▸ WORK INSTRUCTIONS
Copy out all the lines where "value" shows up.

▸ INPUT MATERIAL
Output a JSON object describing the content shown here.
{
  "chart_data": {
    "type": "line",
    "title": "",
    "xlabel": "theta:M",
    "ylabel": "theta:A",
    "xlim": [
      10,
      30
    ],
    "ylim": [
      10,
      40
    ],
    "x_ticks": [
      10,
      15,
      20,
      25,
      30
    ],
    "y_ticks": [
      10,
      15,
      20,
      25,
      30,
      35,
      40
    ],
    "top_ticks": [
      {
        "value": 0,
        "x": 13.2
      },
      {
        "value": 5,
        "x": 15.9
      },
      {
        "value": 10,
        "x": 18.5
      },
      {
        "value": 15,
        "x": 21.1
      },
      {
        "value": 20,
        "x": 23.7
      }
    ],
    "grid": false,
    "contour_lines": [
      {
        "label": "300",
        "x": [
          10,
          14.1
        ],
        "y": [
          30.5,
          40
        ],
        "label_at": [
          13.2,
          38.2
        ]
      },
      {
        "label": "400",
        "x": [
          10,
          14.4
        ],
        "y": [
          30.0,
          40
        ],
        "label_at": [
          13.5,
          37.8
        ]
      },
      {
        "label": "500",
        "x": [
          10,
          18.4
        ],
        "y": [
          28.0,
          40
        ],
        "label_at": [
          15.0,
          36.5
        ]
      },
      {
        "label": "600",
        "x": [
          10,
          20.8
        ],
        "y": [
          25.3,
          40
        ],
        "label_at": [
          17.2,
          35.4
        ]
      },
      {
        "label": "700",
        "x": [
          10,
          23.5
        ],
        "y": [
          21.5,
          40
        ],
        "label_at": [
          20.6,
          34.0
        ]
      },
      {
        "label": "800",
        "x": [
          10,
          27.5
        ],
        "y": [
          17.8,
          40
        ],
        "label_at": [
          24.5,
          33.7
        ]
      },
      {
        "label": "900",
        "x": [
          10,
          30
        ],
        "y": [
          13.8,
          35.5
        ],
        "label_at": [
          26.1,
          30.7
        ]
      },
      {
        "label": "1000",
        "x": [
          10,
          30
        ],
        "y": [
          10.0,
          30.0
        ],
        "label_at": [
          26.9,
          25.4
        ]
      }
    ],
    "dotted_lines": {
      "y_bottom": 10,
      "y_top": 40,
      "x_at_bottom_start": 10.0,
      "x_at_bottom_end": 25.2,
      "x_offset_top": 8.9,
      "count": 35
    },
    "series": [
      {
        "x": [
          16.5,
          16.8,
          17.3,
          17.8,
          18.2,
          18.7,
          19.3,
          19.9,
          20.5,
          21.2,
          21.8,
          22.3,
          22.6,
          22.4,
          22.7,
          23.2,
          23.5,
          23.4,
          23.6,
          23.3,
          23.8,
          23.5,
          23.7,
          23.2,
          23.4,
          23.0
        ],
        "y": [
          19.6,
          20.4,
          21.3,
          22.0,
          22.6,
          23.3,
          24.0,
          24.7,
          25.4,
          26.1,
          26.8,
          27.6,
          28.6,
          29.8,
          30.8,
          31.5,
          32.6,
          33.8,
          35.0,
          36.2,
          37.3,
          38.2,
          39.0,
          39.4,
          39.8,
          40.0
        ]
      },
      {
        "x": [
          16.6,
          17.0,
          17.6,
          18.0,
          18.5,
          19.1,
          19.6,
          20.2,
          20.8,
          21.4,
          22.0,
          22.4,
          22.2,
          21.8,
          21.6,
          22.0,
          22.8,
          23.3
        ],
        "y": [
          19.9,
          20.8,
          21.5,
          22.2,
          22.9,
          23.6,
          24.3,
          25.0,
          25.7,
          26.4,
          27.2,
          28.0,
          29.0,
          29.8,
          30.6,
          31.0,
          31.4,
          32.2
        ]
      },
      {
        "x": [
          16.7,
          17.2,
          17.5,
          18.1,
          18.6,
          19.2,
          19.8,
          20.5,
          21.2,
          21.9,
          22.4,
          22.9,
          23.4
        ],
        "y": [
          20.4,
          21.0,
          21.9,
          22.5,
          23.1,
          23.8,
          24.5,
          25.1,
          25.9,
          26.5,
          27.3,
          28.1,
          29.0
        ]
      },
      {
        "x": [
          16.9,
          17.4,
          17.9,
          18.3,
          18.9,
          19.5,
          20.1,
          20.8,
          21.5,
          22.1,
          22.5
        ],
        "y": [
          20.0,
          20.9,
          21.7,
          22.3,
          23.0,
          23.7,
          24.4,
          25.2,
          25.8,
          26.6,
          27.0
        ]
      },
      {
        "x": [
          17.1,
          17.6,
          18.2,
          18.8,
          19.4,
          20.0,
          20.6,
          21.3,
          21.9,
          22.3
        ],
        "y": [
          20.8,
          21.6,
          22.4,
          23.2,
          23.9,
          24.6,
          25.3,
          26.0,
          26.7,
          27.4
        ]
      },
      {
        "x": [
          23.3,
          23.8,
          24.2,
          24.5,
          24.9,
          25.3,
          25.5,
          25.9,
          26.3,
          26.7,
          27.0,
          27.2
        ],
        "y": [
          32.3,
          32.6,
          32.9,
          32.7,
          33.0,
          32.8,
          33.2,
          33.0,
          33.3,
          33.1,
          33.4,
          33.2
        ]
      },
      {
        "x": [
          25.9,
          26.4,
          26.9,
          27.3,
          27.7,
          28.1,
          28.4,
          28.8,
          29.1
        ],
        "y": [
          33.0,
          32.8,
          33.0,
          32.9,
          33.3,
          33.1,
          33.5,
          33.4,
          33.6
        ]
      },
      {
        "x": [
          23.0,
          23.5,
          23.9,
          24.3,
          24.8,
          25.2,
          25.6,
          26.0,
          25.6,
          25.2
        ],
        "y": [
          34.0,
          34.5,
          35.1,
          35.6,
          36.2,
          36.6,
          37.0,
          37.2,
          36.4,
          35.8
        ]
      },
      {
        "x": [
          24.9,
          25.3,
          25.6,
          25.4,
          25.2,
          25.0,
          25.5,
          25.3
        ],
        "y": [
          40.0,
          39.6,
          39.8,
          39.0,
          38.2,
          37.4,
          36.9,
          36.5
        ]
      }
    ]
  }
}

▸ COMPLETED TASK
        "value": 0,
        "value": 5,
        "value": 10,
        "value": 15,
        "value": 20,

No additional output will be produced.